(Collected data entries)

•••

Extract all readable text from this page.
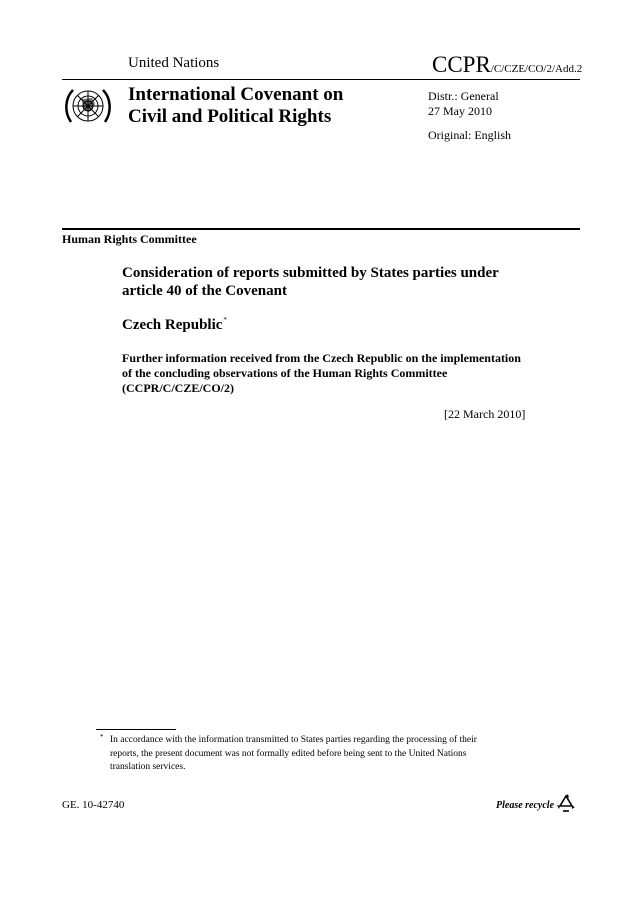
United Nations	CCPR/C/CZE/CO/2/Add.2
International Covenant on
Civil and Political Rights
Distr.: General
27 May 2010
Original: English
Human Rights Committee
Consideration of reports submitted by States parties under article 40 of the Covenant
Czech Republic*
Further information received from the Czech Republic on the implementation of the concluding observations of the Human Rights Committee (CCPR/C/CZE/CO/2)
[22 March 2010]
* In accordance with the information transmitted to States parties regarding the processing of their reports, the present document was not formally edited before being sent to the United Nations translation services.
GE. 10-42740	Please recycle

•••

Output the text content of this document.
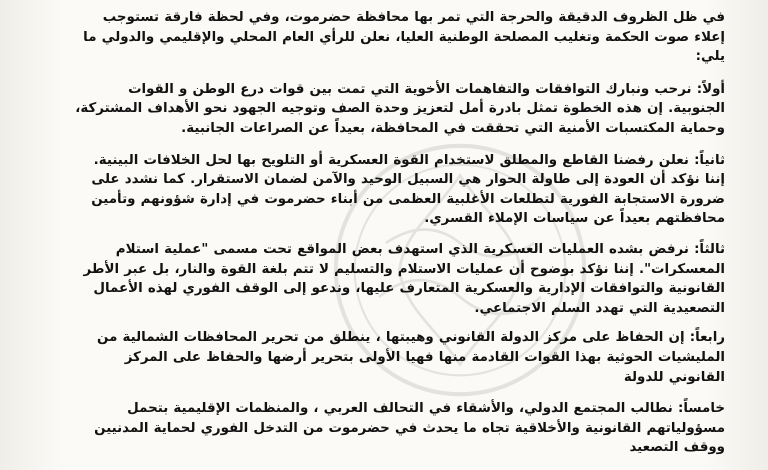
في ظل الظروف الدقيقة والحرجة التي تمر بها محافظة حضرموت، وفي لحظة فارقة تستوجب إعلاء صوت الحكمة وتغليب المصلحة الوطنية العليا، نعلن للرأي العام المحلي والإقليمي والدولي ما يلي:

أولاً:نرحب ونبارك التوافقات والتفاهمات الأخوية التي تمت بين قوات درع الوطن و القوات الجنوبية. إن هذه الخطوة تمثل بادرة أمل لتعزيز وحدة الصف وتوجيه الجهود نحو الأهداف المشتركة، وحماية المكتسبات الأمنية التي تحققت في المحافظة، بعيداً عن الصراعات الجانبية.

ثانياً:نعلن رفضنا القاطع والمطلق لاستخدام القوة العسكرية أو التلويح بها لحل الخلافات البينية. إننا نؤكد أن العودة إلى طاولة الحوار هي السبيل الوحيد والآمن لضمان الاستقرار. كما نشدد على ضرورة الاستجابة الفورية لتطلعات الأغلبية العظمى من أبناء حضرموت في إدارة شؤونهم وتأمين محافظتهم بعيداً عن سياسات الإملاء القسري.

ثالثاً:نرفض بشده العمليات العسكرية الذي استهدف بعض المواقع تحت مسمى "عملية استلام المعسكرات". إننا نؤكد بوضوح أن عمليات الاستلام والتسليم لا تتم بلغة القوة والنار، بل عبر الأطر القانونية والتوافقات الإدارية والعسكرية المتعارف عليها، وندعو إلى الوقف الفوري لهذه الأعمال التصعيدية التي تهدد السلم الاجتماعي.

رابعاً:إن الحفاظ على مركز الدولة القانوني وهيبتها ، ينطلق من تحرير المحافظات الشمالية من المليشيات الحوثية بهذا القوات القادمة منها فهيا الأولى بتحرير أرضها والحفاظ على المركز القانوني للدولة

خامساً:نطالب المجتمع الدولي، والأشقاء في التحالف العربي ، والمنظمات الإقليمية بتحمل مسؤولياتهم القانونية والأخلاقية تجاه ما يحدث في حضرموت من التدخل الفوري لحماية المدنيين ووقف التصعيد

•••

DIRECTIVE =
Collect from the data above every line that includes "United".

ANSWER TO THIS TASK =
United Nations	CCPR/C/CZE/CO/2/Add.2
* In accordance with the information transmitted to States parties regarding the processing of their reports, the present document was not formally edited before being sent to the United Nations translation services.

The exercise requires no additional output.